-- Chart and figure data --
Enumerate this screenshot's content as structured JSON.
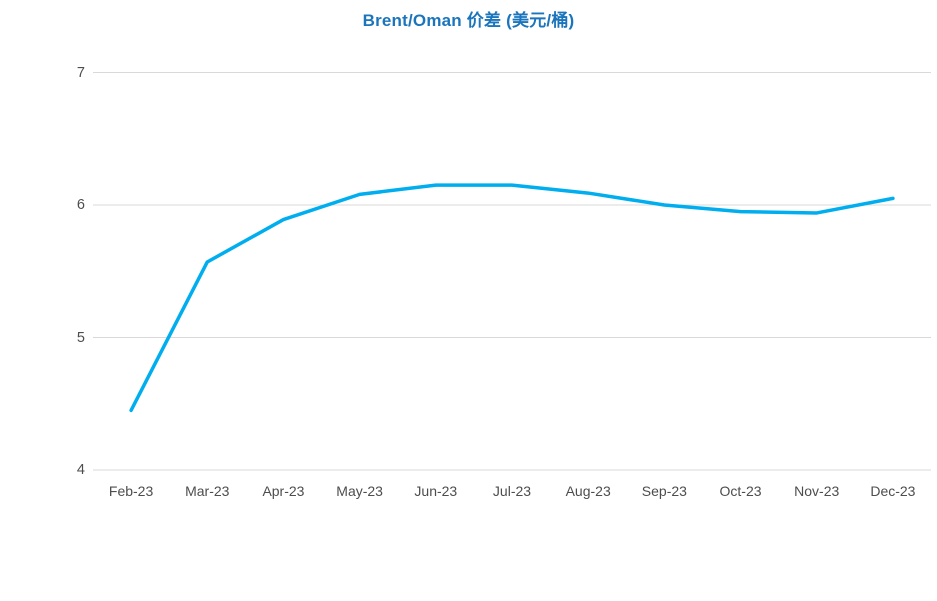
{
  "title": "Brent/Oman 价差 (美元/桶)",
  "colors": {
    "title": "#1B75BC",
    "line": "#00AEEF",
    "gridline": "#D9D9D9",
    "axis_label": "#4d4d4d",
    "background": "#FFFFFF"
  },
  "chart_data": {
    "type": "line",
    "title": "Brent/Oman 价差 (美元/桶)",
    "categories": [
      "Feb-23",
      "Mar-23",
      "Apr-23",
      "May-23",
      "Jun-23",
      "Jul-23",
      "Aug-23",
      "Sep-23",
      "Oct-23",
      "Nov-23",
      "Dec-23"
    ],
    "values": [
      4.45,
      5.57,
      5.89,
      6.08,
      6.15,
      6.15,
      6.09,
      6.0,
      5.95,
      5.94,
      6.05
    ],
    "xlabel": "",
    "ylabel": "",
    "ylim": [
      4,
      7
    ],
    "yticks": [
      4,
      5,
      6,
      7
    ],
    "grid": "horizontal-only",
    "legend": "none",
    "line_width": 3.5
  }
}
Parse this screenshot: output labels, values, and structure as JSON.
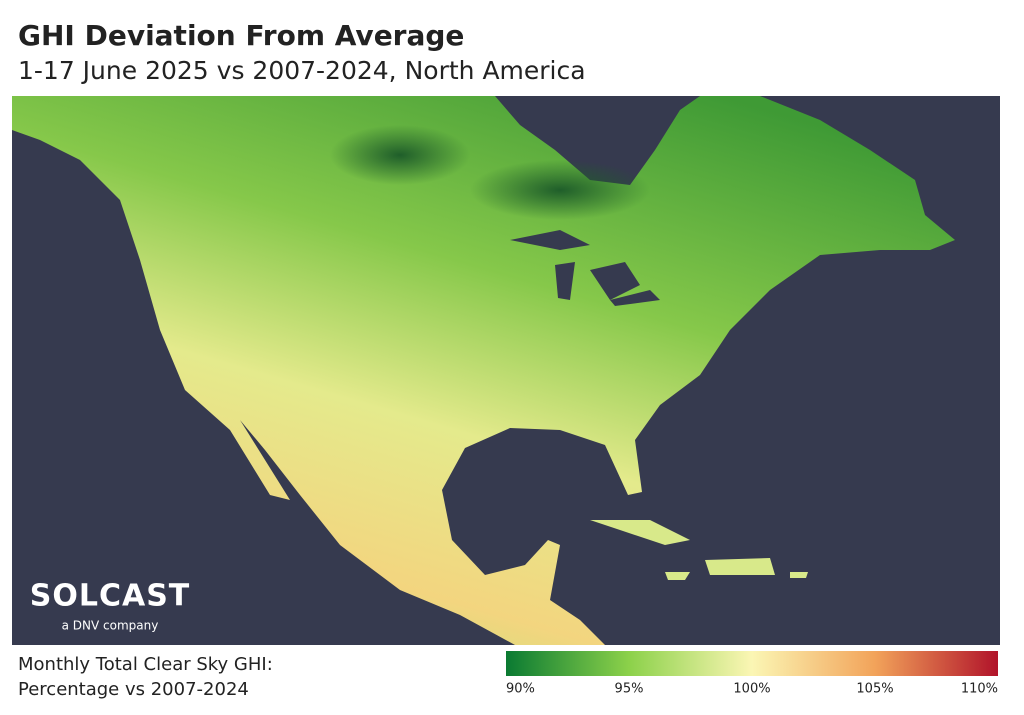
{
  "header": {
    "title": "GHI Deviation From Average",
    "subtitle": "1-17 June 2025 vs 2007-2024, North America"
  },
  "logo": {
    "name": "SOLCAST",
    "tagline": "a DNV company"
  },
  "legend": {
    "title_lines": [
      "Monthly Total Clear Sky GHI:",
      "Percentage vs 2007-2024"
    ],
    "range": [
      90,
      110
    ],
    "colors": [
      "#0a7a32",
      "#8cd14a",
      "#fbf6b4",
      "#f2a35a",
      "#b1132a"
    ],
    "ticks": [
      {
        "value": 90,
        "label": "90%"
      },
      {
        "value": 95,
        "label": "95%"
      },
      {
        "value": 100,
        "label": "100%"
      },
      {
        "value": 105,
        "label": "105%"
      },
      {
        "value": 110,
        "label": "110%"
      }
    ]
  }
}
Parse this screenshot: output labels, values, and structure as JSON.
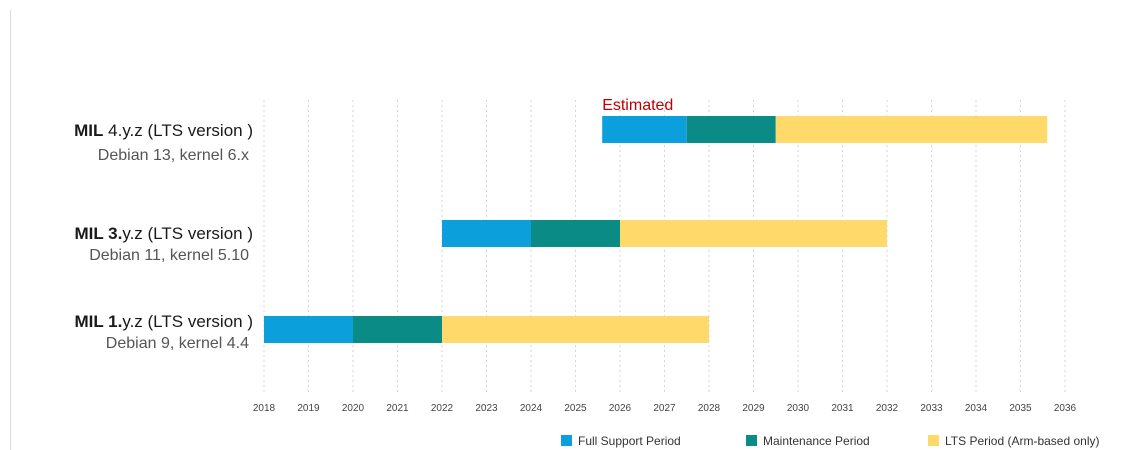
{
  "chart_data": {
    "type": "bar",
    "orientation": "horizontal",
    "stacked": true,
    "x_unit": "year",
    "x_ticks": [
      "2018",
      "2019",
      "2020",
      "2021",
      "2022",
      "2023",
      "2024",
      "2025",
      "2026",
      "2027",
      "2028",
      "2029",
      "2030",
      "2031",
      "2032",
      "2033",
      "2034",
      "2035",
      "2036"
    ],
    "xlim": [
      2018,
      2036
    ],
    "grid": "vertical dotted lines at each year",
    "legend_position": "bottom",
    "legend": [
      {
        "key": "full",
        "label": "Full Support Period",
        "color": "#0b9fdc"
      },
      {
        "key": "maint",
        "label": "Maintenance Period",
        "color": "#0a8b85"
      },
      {
        "key": "lts",
        "label": "LTS Period (Arm-based only)",
        "color": "#ffd96a"
      }
    ],
    "annotations": [
      {
        "text": "Estimated",
        "color": "#c00000",
        "anchor_row": 0,
        "anchor_x": 2025.6
      }
    ],
    "rows": [
      {
        "name_bold": "MIL",
        "name_rest": " 4.y.z (LTS version )",
        "subtitle": "Debian 13, kernel 6.x",
        "segments": [
          {
            "period": "full",
            "start": 2025.6,
            "end": 2027.5
          },
          {
            "period": "maint",
            "start": 2027.5,
            "end": 2029.5
          },
          {
            "period": "lts",
            "start": 2029.5,
            "end": 2035.6
          }
        ]
      },
      {
        "name_bold": "MIL 3.",
        "name_rest": "y.z (LTS version )",
        "subtitle": "Debian 11, kernel 5.10",
        "segments": [
          {
            "period": "full",
            "start": 2022.0,
            "end": 2024.0
          },
          {
            "period": "maint",
            "start": 2024.0,
            "end": 2026.0
          },
          {
            "period": "lts",
            "start": 2026.0,
            "end": 2032.0
          }
        ]
      },
      {
        "name_bold": "MIL 1.",
        "name_rest": "y.z (LTS version )",
        "subtitle": "Debian 9, kernel 4.4",
        "segments": [
          {
            "period": "full",
            "start": 2018.0,
            "end": 2020.0
          },
          {
            "period": "maint",
            "start": 2020.0,
            "end": 2022.0
          },
          {
            "period": "lts",
            "start": 2022.0,
            "end": 2028.0
          }
        ]
      }
    ]
  }
}
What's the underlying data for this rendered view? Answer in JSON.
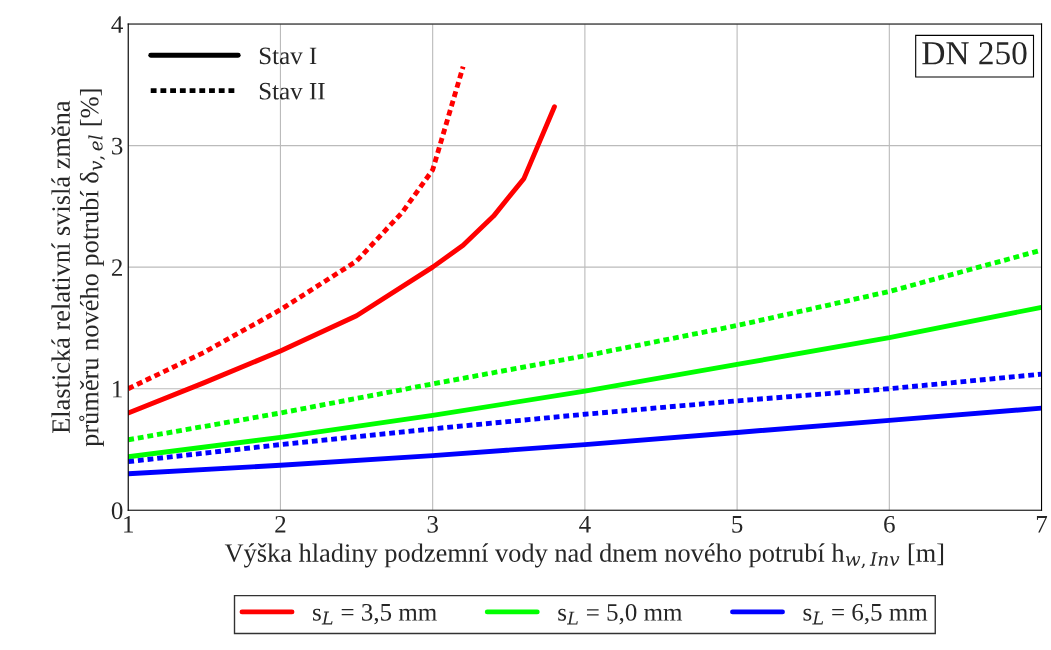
{
  "chart_data": {
    "type": "line",
    "xlabel": "Výška hladiny podzemní vody nad dnem nového potrubí h$_{w,Inv}$ [m]",
    "ylabel": "Elastická relativní svislá změna\nprůměru nového potrubí δ$_{v,el}$ [%]",
    "annotations": [
      "DN 250",
      "Stav I",
      "Stav II"
    ],
    "xlim": [
      1,
      7
    ],
    "ylim": [
      0,
      4
    ],
    "xticks": [
      1,
      2,
      3,
      4,
      5,
      6,
      7
    ],
    "yticks": [
      0,
      1,
      2,
      3,
      4
    ],
    "grid": true,
    "legend": "bottom",
    "marker": "none",
    "series": [
      {
        "name": "s$_{L}$ = 3,5 mm",
        "color": "#ff0000",
        "line_style": "solid",
        "x": [
          1,
          1.5,
          2,
          2.5,
          3,
          3.2,
          3.4,
          3.6,
          3.8
        ],
        "values": [
          0.8,
          1.05,
          1.31,
          1.6,
          2.0,
          2.18,
          2.42,
          2.73,
          3.32
        ]
      },
      {
        "color": "#ff0000",
        "line_style": "dotted",
        "x": [
          1,
          1.5,
          2,
          2.5,
          2.8,
          3.0,
          3.2
        ],
        "values": [
          1.0,
          1.3,
          1.65,
          2.05,
          2.45,
          2.8,
          3.65
        ]
      },
      {
        "name": "s$_{L}$ = 5,0 mm",
        "color": "#00ff00",
        "line_style": "solid",
        "x": [
          1,
          2,
          3,
          4,
          5,
          6,
          7
        ],
        "values": [
          0.44,
          0.6,
          0.78,
          0.98,
          1.2,
          1.42,
          1.67
        ]
      },
      {
        "color": "#00ff00",
        "line_style": "dotted",
        "x": [
          1,
          2,
          3,
          4,
          5,
          6,
          7
        ],
        "values": [
          0.58,
          0.8,
          1.04,
          1.27,
          1.52,
          1.8,
          2.14
        ]
      },
      {
        "name": "s$_{L}$ = 6,5 mm",
        "color": "#0000ff",
        "line_style": "solid",
        "x": [
          1,
          2,
          3,
          4,
          5,
          6,
          7
        ],
        "values": [
          0.3,
          0.37,
          0.45,
          0.54,
          0.64,
          0.74,
          0.84
        ]
      },
      {
        "color": "#0000ff",
        "line_style": "dotted",
        "x": [
          1,
          2,
          3,
          4,
          5,
          6,
          7
        ],
        "values": [
          0.4,
          0.54,
          0.67,
          0.79,
          0.9,
          1.0,
          1.12
        ]
      }
    ]
  }
}
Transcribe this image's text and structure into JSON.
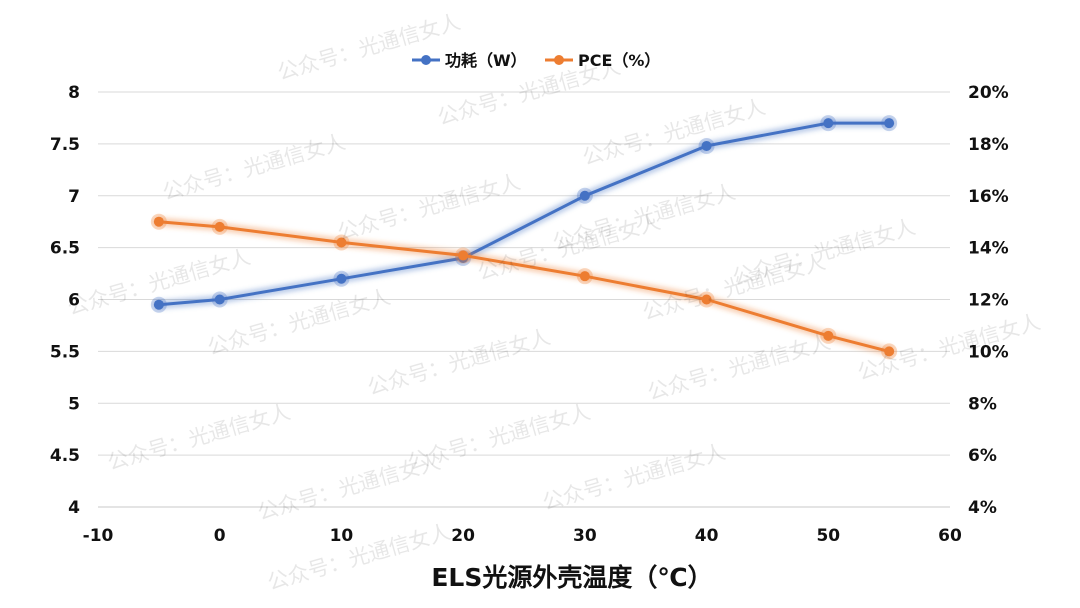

-- Given request --
Using the entries above, return each line in which the word "horizontal" occurs.

-- Output of the task --
    "grid": "horizontal-only",
    "orientation": "horizontal",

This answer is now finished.